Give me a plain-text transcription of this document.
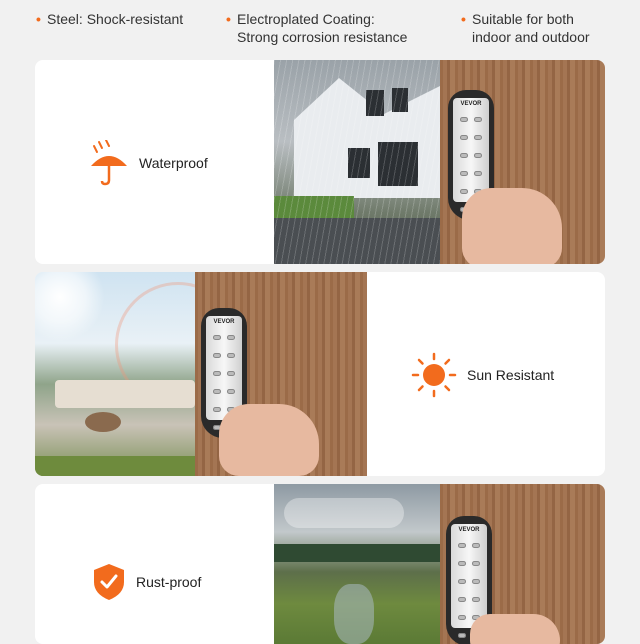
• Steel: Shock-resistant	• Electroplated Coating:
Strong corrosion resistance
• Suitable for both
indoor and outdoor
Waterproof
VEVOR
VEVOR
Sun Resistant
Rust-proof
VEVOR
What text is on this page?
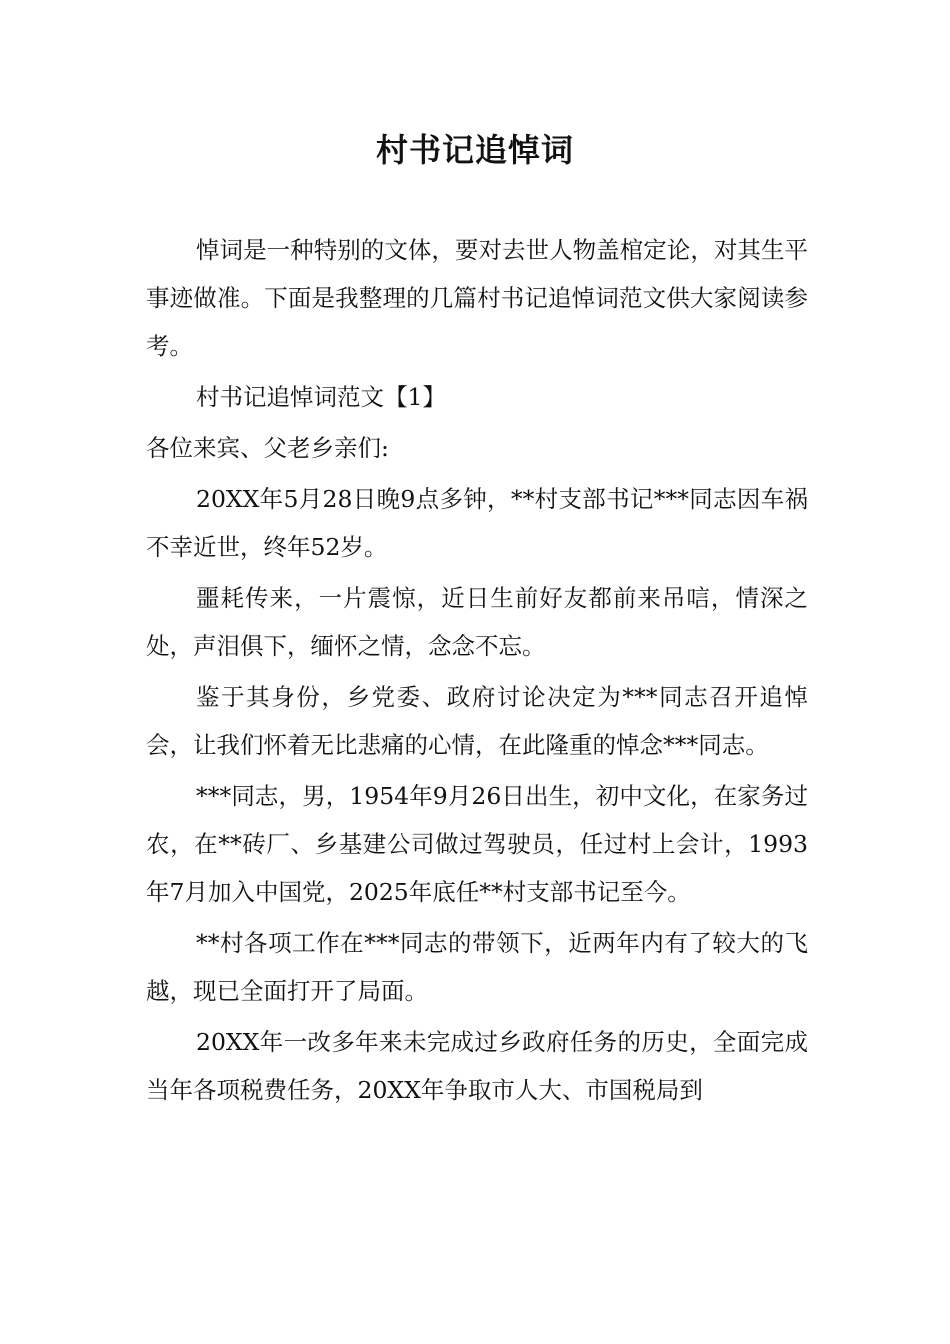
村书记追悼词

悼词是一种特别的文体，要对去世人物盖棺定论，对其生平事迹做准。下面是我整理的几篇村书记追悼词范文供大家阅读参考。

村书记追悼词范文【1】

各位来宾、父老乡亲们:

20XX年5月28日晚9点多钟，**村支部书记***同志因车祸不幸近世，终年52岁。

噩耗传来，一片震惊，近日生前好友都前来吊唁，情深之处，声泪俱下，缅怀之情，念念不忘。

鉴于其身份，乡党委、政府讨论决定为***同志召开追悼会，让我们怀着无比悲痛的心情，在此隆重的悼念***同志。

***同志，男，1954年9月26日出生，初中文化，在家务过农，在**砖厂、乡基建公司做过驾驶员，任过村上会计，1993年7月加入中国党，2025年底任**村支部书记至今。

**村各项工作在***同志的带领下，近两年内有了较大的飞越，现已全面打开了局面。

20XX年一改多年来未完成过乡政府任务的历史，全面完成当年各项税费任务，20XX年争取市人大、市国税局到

----

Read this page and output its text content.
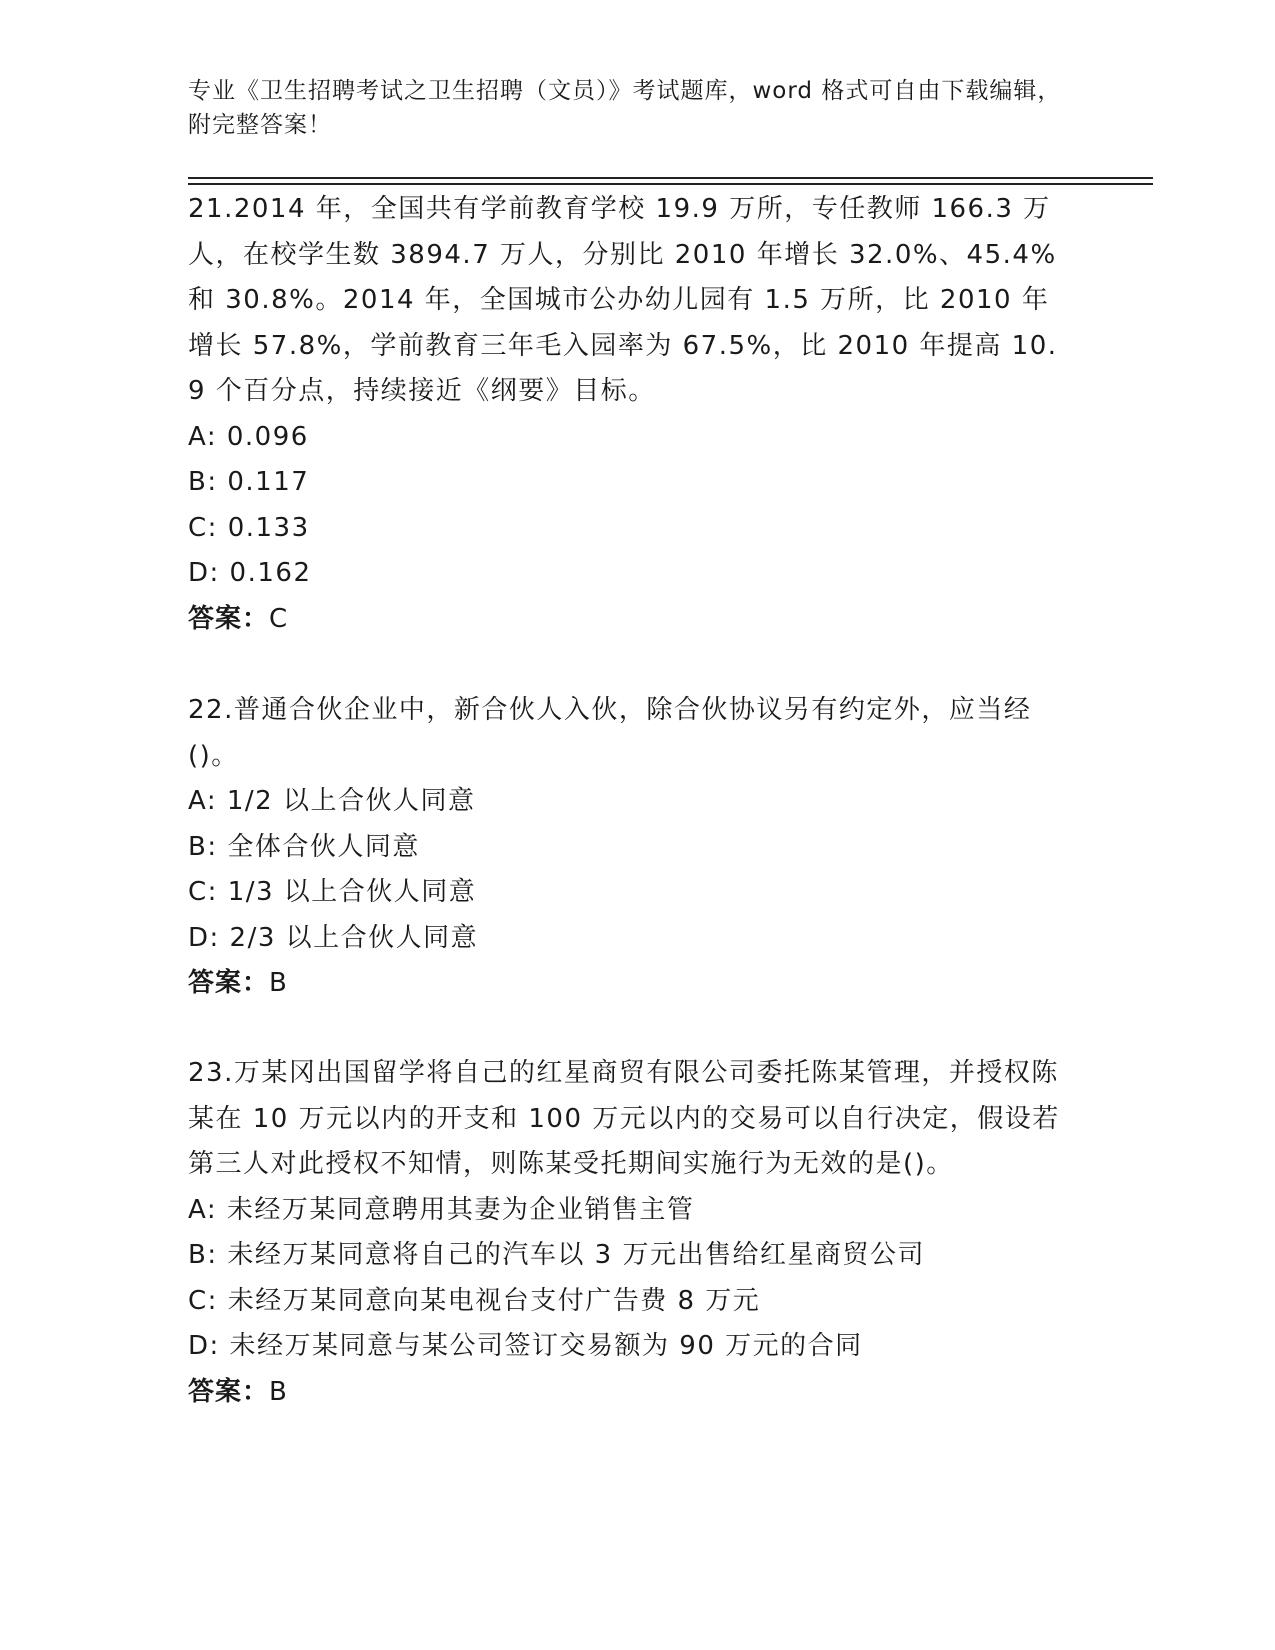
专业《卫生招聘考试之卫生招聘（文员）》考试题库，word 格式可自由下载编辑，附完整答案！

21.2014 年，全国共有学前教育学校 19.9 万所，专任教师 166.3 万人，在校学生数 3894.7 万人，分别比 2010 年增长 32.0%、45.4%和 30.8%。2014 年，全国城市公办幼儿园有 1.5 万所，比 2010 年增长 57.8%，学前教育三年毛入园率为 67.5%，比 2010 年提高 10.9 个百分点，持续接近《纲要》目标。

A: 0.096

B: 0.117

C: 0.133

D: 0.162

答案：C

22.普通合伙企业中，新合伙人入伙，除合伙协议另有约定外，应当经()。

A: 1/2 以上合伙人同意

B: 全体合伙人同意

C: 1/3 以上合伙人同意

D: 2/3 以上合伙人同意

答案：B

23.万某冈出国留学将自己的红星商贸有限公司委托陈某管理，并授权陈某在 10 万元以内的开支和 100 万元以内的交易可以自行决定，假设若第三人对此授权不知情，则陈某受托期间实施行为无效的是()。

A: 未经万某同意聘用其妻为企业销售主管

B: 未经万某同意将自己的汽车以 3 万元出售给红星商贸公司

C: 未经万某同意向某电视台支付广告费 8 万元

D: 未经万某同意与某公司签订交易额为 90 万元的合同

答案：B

----

## What you have to do
Where a line contains the string "以上合伙人同意", extract that line.

## Task result
A: 1/2 以上合伙人同意
C: 1/3 以上合伙人同意
D: 2/3 以上合伙人同意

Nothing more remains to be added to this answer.